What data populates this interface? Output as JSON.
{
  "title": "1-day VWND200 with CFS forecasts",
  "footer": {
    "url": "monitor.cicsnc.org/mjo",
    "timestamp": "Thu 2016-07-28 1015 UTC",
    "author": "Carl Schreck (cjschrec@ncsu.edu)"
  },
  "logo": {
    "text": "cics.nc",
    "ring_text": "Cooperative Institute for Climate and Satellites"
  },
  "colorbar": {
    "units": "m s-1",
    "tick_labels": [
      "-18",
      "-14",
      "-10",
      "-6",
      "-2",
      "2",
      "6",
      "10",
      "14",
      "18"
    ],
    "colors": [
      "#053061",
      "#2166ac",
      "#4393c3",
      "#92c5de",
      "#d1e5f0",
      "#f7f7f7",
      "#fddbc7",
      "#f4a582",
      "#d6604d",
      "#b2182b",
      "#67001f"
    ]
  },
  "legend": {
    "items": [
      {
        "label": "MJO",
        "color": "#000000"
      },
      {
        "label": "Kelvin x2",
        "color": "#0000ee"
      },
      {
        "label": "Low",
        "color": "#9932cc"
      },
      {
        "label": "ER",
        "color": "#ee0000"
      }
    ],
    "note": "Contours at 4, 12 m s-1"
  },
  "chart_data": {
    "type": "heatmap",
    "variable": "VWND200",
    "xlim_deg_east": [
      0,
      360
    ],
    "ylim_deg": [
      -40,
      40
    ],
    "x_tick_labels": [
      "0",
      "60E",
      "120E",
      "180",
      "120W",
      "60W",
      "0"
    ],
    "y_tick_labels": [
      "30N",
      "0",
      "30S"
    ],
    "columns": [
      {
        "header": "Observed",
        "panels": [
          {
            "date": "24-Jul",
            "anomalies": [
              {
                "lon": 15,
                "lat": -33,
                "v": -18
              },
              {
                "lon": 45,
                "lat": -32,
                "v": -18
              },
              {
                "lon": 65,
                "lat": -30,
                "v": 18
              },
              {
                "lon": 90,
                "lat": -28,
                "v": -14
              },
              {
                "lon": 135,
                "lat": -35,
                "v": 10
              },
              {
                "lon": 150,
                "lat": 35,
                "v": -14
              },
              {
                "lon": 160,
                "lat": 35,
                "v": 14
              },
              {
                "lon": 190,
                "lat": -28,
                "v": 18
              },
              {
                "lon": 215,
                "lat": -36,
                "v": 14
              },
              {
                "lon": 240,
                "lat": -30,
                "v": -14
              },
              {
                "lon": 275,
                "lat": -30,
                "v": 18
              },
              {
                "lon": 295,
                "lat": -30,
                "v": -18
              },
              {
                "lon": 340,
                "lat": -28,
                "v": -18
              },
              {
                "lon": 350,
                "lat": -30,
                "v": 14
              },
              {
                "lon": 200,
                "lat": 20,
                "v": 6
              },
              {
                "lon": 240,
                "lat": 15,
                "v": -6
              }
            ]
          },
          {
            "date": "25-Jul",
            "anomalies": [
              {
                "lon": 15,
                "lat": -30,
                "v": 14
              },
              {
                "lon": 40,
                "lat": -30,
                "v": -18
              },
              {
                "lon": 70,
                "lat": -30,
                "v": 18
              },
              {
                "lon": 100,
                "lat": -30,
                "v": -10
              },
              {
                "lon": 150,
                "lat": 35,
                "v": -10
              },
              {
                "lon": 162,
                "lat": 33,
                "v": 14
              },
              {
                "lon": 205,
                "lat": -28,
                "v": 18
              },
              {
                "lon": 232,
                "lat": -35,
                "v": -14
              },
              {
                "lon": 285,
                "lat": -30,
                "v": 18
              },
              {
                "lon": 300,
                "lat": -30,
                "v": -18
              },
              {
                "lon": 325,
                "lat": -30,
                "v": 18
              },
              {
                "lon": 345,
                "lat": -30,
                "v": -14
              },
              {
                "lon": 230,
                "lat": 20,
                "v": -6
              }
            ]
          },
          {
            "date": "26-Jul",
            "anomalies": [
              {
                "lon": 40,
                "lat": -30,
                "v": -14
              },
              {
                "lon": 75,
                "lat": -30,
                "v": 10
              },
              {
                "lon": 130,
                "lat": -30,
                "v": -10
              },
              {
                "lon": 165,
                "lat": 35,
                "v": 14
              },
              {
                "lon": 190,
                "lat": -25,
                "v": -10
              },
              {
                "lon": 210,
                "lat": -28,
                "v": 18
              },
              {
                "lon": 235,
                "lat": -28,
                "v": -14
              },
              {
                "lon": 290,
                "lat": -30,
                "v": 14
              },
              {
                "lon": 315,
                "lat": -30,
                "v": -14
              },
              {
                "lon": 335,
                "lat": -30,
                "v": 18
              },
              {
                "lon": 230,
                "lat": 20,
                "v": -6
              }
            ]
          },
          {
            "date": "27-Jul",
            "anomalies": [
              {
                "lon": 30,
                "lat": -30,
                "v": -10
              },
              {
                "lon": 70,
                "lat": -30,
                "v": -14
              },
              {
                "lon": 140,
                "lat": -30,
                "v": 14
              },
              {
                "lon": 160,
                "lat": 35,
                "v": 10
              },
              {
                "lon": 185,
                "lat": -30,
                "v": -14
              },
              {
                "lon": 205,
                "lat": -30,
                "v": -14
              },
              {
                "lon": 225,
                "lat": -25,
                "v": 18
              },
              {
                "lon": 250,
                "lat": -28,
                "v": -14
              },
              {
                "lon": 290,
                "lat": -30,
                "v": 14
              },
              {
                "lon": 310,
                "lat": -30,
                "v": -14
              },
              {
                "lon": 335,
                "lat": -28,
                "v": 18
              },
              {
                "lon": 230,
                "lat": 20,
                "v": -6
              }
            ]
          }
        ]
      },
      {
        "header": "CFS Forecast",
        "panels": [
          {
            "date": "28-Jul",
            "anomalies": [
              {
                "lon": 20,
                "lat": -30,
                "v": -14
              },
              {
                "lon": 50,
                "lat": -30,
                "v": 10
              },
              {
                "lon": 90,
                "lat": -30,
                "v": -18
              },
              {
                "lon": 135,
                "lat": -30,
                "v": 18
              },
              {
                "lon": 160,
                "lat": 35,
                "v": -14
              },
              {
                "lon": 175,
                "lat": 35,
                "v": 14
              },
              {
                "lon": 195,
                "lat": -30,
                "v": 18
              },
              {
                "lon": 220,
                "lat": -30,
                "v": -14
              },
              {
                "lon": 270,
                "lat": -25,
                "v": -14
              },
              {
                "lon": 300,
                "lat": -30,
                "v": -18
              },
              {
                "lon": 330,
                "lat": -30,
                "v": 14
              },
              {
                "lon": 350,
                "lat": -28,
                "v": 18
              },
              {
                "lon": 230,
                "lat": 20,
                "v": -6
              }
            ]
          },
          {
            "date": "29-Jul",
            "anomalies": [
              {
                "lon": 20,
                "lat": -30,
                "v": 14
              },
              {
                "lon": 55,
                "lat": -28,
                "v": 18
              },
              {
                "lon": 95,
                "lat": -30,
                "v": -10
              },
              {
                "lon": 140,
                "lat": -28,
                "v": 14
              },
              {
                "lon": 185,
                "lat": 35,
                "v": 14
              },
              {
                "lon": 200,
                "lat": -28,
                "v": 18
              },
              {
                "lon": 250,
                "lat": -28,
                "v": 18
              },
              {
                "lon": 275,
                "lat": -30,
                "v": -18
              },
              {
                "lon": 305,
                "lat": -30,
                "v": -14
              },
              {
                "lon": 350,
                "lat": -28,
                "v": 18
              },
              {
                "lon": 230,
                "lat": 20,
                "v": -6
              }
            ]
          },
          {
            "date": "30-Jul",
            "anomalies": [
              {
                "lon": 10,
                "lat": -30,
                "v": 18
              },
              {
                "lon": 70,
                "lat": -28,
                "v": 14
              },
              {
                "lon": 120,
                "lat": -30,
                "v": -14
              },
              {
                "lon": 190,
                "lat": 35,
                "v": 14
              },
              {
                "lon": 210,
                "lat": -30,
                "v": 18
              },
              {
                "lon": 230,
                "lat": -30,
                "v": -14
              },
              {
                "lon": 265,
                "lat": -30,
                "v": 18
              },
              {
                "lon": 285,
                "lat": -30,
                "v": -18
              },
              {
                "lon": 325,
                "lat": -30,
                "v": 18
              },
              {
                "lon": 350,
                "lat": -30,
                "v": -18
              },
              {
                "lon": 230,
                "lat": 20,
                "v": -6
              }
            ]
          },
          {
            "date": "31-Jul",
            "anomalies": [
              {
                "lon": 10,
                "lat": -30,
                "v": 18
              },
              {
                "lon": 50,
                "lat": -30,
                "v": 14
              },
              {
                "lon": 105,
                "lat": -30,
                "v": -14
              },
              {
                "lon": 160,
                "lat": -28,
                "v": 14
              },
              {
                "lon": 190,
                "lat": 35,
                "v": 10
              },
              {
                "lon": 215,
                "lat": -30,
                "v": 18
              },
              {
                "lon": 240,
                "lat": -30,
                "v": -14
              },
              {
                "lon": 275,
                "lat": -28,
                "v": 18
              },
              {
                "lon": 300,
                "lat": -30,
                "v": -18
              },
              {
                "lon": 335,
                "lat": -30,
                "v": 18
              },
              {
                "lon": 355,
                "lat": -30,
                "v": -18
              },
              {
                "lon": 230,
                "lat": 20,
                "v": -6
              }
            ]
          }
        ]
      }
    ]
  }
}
┄┄┄┄┄┄
How many of the lines above include the string "header"? Reply with the number by itself.

2